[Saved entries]
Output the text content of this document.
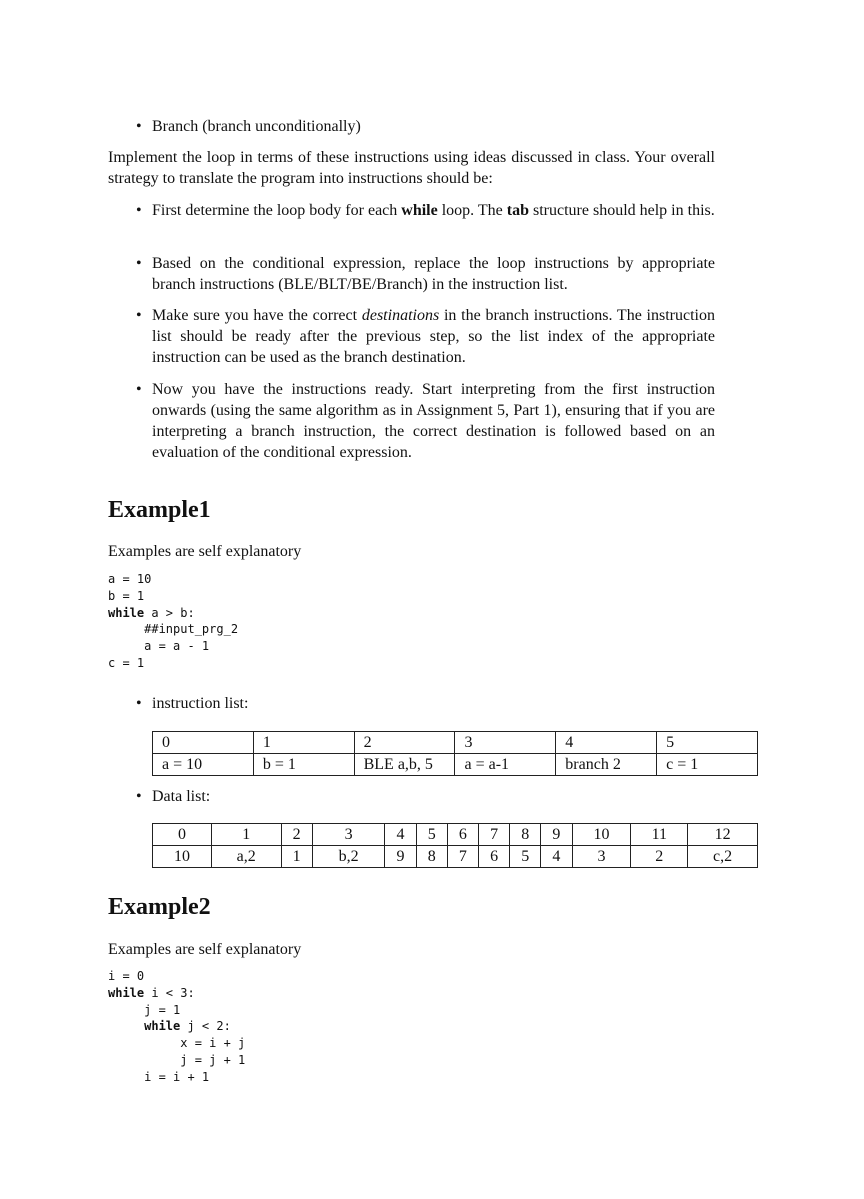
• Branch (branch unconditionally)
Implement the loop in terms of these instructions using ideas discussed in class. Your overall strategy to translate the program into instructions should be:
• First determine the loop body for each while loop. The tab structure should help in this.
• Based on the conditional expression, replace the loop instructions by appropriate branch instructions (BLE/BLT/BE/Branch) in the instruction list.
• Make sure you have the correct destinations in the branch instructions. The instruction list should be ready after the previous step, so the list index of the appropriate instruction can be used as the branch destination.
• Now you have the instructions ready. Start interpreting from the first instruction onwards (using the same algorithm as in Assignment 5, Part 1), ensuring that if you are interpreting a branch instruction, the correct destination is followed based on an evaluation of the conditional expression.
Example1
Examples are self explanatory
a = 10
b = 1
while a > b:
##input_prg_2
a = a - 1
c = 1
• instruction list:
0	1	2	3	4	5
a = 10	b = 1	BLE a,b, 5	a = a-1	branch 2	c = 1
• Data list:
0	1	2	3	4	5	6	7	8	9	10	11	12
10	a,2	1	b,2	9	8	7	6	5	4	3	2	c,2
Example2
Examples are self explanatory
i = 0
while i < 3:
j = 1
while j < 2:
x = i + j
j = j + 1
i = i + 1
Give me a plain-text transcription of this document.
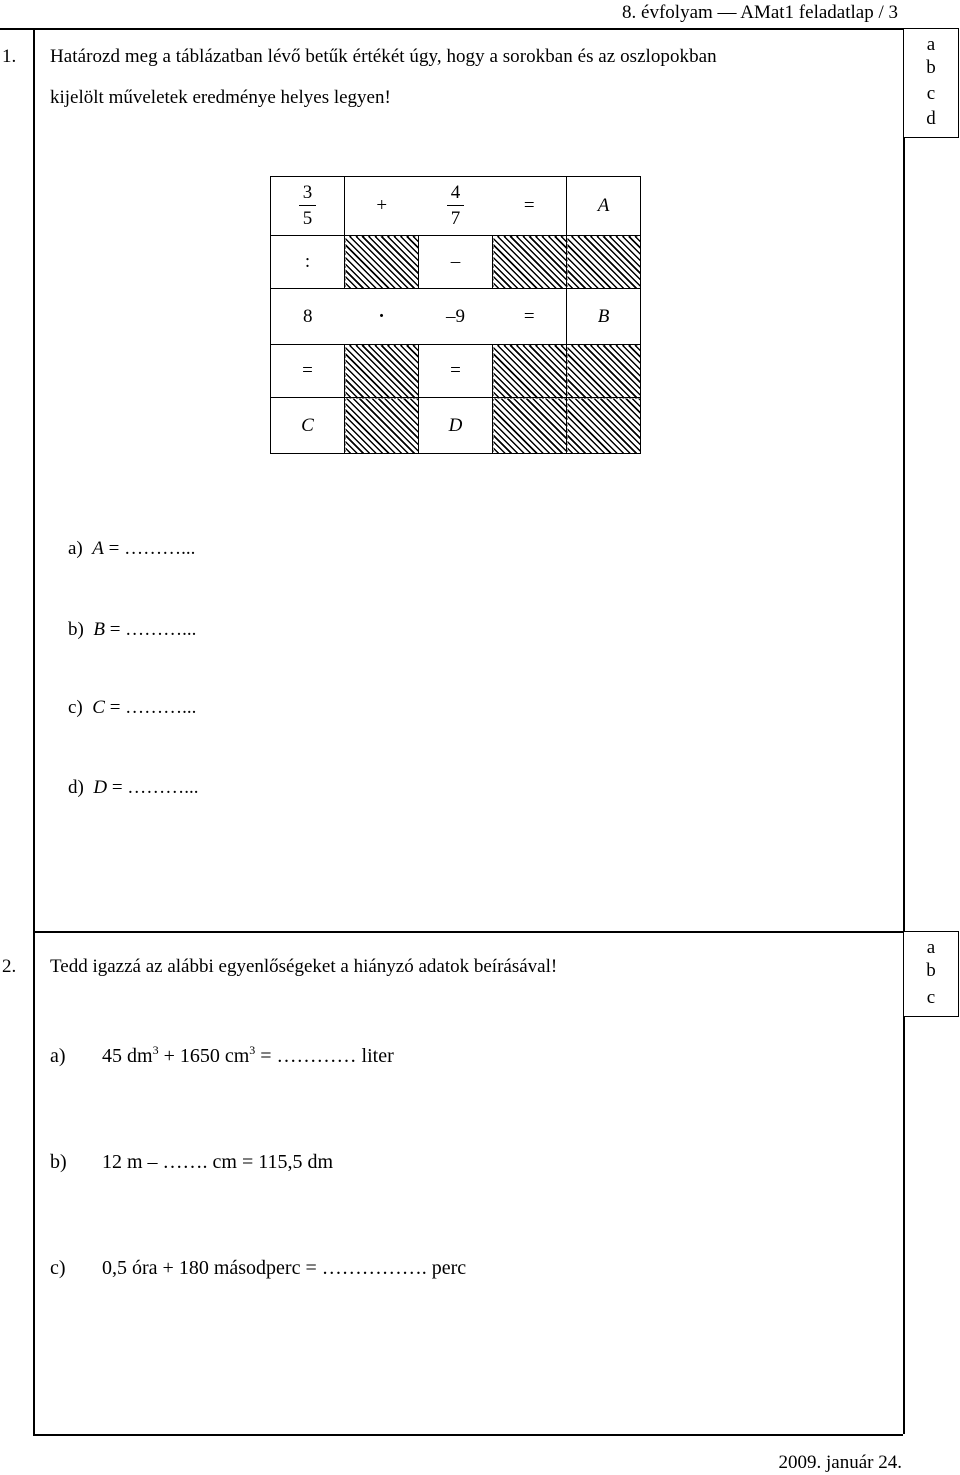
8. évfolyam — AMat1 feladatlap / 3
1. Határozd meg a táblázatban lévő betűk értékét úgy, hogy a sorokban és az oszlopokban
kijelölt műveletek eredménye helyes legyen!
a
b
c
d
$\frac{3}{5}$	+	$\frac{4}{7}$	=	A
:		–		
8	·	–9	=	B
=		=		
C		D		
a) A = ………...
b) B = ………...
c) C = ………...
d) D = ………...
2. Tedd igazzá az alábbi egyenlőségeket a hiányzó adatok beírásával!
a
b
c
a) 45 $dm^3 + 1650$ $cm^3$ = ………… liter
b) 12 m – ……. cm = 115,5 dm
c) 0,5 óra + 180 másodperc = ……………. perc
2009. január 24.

- TASK PROMPT -
Quote everything in the listing above exactly; pictures are the only thing to omit.

- RESPONSE -
Output the text content of this document.
• Branch (branch unconditionally)
Implement the loop in terms of these instructions using ideas discussed in class. Your overall strategy to translate the program into instructions should be:
• First determine the loop body for each while loop. The tab structure should help in this.
• Based on the conditional expression, replace the loop instructions by appropriate branch instructions (BLE/BLT/BE/Branch) in the instruction list.
• Make sure you have the correct destinations in the branch instructions. The instruction list should be ready after the previous step, so the list index of the appropriate instruction can be used as the branch destination.
• Now you have the instructions ready. Start interpreting from the first instruction onwards (using the same algorithm as in Assignment 5, Part 1), ensuring that if you are interpreting a branch instruction, the correct destination is followed based on an evaluation of the conditional expression.
Example1
Examples are self explanatory
a = 10
b = 1
while a > b:
##input_prg_2
a = a - 1
c = 1
• instruction list:
0	1	2	3	4	5
a = 10	b = 1	BLE a,b, 5	a = a-1	branch 2	c = 1
• Data list:
0	1	2	3	4	5	6	7	8	9	10	11	12
10	a,2	1	b,2	9	8	7	6	5	4	3	2	c,2
Example2
Examples are self explanatory
i = 0
while i < 3:
j = 1
while j < 2:
x = i + j
j = j + 1
i = i + 1
Give me a plain-text transcription of this document.
8. évfolyam — AMat1 feladatlap / 3
1. Határozd meg a táblázatban lévő betűk értékét úgy, hogy a sorokban és az oszlopokban
kijelölt műveletek eredménye helyes legyen!
a
b
c
d
$\frac{3}{5}$	+	$\frac{4}{7}$	=	A
:		–		
8	·	–9	=	B
=		=		
C		D		
a) A = ………...
b) B = ………...
c) C = ………...
d) D = ………...
2. Tedd igazzá az alábbi egyenlőségeket a hiányzó adatok beírásával!
a
b
c
a) 45 $dm^3 + 1650$ $cm^3$ = ………… liter
b) 12 m – ……. cm = 115,5 dm
c) 0,5 óra + 180 másodperc = ……………. perc
2009. január 24.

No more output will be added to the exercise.